**SHORT TASK:** Going through the material below, please gather all lines with the word "Szülők" in them.
::: DATA FOR THIS TASK
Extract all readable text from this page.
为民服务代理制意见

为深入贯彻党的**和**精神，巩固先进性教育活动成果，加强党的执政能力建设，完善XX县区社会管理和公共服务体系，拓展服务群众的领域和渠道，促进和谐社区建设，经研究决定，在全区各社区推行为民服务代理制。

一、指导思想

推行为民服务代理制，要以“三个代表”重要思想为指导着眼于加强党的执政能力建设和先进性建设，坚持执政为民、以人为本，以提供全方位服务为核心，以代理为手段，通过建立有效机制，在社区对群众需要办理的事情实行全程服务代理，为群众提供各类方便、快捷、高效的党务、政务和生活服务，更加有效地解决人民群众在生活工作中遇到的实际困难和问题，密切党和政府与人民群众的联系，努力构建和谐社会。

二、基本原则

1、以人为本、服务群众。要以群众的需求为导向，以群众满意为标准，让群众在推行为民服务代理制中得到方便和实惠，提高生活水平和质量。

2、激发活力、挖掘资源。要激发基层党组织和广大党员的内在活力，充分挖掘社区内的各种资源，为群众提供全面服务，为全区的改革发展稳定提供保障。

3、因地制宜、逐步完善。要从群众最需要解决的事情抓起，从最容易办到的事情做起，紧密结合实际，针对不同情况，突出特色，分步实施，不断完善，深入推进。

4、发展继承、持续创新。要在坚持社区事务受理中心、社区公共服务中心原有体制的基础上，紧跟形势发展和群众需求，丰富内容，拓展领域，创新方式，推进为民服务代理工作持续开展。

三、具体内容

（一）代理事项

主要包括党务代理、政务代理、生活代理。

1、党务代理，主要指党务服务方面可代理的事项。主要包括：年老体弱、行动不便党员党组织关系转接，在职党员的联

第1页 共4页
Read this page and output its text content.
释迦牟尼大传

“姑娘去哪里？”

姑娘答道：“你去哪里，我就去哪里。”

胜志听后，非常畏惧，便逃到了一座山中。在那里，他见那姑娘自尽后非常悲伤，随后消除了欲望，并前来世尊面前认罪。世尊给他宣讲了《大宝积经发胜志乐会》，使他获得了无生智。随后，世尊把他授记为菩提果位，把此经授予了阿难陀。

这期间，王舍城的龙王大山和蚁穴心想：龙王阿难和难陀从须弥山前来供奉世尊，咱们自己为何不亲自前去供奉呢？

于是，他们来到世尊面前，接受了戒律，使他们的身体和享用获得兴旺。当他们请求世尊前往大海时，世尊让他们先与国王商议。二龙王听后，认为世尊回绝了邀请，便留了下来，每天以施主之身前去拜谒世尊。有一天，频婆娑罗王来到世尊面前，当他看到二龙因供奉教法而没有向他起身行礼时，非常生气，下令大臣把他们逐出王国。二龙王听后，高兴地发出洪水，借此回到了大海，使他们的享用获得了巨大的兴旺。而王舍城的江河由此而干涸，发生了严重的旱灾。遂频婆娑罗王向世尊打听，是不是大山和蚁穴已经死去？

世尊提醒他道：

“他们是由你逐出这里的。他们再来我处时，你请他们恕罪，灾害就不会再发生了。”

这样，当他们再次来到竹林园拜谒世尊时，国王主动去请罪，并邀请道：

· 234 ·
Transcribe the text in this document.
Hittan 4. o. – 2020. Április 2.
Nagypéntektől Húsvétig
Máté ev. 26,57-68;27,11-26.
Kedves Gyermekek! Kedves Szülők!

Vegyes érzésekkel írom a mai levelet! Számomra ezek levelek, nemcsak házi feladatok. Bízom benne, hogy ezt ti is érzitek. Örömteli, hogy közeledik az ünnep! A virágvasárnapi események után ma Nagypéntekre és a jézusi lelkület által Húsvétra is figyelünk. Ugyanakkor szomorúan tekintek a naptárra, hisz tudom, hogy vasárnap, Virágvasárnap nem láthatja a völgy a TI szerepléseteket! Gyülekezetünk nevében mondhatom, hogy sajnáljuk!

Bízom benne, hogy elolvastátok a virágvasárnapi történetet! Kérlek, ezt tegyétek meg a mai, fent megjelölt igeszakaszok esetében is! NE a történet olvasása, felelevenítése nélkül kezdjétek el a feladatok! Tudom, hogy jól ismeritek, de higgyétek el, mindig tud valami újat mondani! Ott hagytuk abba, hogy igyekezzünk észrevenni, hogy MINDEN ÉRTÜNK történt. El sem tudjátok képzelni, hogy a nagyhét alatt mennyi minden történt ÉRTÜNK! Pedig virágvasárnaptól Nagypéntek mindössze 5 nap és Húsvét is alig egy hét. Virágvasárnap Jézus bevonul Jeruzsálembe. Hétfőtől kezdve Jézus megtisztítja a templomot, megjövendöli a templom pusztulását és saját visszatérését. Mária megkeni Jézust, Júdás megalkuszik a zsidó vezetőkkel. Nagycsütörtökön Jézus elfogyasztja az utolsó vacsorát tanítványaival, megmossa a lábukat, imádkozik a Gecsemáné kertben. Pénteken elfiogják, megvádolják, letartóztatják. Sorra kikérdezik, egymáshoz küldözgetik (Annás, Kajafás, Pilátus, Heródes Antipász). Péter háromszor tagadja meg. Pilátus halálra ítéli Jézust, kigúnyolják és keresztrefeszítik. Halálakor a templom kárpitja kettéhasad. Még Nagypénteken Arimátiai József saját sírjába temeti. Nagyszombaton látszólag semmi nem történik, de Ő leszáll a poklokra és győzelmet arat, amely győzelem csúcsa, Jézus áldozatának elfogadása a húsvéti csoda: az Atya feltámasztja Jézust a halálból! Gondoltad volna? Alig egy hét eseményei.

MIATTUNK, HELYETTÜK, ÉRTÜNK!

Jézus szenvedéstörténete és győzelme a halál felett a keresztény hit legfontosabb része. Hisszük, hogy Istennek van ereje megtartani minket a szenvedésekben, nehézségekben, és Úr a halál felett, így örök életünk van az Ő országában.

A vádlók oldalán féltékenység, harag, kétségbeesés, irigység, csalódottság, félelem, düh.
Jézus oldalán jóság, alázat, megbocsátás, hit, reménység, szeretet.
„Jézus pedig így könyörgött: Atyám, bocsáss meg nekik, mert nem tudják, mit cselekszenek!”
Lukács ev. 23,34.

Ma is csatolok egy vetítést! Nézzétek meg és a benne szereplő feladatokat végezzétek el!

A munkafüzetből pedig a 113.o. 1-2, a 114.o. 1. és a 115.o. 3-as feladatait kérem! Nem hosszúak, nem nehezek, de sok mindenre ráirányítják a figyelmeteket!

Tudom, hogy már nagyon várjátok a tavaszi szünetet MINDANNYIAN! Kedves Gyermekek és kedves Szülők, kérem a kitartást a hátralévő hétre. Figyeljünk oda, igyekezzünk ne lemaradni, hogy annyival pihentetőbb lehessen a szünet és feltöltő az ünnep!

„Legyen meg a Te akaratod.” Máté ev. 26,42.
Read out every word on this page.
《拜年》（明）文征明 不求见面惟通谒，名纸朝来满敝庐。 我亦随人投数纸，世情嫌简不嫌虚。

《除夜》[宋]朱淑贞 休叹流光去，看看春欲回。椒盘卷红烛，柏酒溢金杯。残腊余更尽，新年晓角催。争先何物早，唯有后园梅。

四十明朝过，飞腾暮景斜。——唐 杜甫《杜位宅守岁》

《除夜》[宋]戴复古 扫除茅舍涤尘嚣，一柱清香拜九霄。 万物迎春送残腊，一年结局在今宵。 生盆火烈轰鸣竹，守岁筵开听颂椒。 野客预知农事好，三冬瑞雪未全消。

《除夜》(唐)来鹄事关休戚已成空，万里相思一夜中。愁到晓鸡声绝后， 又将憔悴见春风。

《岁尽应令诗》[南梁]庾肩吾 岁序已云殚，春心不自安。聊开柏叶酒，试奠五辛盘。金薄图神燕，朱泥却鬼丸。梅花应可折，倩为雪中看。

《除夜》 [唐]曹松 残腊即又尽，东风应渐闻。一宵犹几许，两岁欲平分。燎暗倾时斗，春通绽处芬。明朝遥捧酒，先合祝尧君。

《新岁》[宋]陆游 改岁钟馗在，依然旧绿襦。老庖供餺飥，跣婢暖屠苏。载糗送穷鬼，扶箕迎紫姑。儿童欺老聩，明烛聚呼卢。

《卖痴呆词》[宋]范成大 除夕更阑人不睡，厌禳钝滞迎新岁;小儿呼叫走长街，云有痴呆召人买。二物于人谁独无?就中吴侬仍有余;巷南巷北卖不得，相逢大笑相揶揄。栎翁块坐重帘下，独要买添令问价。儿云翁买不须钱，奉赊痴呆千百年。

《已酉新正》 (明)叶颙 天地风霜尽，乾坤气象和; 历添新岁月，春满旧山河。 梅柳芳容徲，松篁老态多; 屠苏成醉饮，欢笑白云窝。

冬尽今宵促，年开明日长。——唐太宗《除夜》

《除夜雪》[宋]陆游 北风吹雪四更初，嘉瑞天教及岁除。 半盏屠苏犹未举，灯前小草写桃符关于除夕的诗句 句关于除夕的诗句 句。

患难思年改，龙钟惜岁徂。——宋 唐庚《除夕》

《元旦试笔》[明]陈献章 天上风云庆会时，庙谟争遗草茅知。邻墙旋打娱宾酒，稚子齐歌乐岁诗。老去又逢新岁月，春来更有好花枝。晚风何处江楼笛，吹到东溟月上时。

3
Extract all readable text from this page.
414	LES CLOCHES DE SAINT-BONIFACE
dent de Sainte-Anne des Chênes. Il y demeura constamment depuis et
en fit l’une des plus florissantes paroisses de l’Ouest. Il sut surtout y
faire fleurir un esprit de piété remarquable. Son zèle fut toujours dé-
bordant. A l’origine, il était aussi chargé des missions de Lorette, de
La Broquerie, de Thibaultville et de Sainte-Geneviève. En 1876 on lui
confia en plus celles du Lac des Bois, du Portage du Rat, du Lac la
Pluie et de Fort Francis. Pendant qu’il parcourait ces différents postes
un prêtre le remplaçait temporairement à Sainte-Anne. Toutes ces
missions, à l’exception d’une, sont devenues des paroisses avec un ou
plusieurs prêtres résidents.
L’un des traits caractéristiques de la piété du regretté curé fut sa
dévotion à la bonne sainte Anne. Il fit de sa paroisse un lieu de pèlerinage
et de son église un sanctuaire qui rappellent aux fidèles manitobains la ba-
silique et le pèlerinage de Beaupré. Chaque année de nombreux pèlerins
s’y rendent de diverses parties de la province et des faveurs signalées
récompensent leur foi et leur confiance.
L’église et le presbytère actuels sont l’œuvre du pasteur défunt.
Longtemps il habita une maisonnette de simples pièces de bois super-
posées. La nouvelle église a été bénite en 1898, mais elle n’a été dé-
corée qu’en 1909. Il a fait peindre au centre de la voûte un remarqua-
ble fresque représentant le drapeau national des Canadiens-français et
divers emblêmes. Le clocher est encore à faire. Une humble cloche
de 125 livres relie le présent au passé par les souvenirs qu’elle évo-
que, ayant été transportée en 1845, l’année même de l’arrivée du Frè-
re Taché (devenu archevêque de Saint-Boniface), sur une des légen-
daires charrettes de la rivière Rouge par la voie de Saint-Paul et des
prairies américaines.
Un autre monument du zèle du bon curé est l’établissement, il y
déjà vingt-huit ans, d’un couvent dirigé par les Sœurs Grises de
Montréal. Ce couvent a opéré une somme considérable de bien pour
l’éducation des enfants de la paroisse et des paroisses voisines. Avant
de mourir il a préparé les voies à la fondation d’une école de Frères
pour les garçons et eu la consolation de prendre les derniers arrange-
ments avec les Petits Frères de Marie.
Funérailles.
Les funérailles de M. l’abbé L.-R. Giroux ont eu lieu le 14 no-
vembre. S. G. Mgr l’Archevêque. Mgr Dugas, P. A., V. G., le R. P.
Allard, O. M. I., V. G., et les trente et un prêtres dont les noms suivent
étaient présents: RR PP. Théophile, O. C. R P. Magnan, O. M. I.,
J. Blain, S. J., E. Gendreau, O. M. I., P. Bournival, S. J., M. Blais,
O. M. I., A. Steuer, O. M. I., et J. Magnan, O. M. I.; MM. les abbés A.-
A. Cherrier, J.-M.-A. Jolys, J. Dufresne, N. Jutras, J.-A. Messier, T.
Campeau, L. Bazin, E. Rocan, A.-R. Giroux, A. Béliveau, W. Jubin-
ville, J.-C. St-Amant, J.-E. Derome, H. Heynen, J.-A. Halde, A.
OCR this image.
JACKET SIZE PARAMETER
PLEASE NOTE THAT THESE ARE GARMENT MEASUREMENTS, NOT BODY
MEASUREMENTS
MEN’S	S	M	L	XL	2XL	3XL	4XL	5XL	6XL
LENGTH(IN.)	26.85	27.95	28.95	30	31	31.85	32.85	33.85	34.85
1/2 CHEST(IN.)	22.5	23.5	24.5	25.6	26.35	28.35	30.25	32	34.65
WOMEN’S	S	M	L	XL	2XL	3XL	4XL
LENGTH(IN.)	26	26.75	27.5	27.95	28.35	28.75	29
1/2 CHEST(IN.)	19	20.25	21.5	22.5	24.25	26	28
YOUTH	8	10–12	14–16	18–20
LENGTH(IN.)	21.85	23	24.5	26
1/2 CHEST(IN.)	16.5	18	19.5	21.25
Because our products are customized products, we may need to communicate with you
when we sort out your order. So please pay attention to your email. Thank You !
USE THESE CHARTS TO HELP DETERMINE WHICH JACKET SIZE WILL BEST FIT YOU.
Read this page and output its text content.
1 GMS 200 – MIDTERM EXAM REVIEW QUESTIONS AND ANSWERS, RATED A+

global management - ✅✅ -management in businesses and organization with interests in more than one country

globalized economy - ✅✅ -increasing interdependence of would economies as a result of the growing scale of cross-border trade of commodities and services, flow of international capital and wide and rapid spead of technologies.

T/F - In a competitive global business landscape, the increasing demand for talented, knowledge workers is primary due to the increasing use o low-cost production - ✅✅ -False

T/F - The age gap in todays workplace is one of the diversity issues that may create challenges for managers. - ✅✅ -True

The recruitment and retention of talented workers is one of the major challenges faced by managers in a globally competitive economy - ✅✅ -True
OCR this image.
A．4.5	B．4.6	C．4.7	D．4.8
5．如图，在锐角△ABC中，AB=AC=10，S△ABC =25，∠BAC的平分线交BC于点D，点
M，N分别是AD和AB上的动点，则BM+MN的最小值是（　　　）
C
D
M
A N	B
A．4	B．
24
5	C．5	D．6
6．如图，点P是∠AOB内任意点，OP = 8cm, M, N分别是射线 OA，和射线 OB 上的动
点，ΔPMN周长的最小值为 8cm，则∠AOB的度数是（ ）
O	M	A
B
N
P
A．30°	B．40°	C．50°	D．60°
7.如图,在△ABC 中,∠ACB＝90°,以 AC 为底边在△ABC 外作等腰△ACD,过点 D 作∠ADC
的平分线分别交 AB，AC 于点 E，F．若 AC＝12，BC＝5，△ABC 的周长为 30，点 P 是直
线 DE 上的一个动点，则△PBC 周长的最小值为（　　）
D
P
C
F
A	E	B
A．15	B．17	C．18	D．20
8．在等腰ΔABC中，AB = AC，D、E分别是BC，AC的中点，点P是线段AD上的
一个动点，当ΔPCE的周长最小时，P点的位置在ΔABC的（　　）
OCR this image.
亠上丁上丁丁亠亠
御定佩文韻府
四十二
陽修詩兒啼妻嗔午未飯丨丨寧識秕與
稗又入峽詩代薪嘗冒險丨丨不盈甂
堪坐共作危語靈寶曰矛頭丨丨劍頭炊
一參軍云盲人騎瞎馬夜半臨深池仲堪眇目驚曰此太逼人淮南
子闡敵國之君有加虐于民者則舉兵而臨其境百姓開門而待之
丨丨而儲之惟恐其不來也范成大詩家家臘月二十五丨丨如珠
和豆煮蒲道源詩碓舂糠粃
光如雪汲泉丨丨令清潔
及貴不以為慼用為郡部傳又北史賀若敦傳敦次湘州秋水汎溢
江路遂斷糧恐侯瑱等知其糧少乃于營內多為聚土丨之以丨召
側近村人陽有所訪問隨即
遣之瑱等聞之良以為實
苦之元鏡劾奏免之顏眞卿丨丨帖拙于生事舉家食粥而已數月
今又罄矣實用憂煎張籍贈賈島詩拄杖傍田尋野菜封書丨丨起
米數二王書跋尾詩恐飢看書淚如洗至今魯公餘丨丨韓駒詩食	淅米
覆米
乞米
::::::
**FINAL RESULT:**
Kedves Gyermekek! Kedves Szülők!
Tudom, hogy már nagyon várjátok a tavaszi szünetet MINDANNYIAN! Kedves Gyermekek és kedves Szülők, kérem a kitartást a hátralévő hétre. Figyeljünk oda, igyekezzünk ne lemaradni, hogy annyival pihentetőbb lehessen a szünet és feltöltő az ünnep!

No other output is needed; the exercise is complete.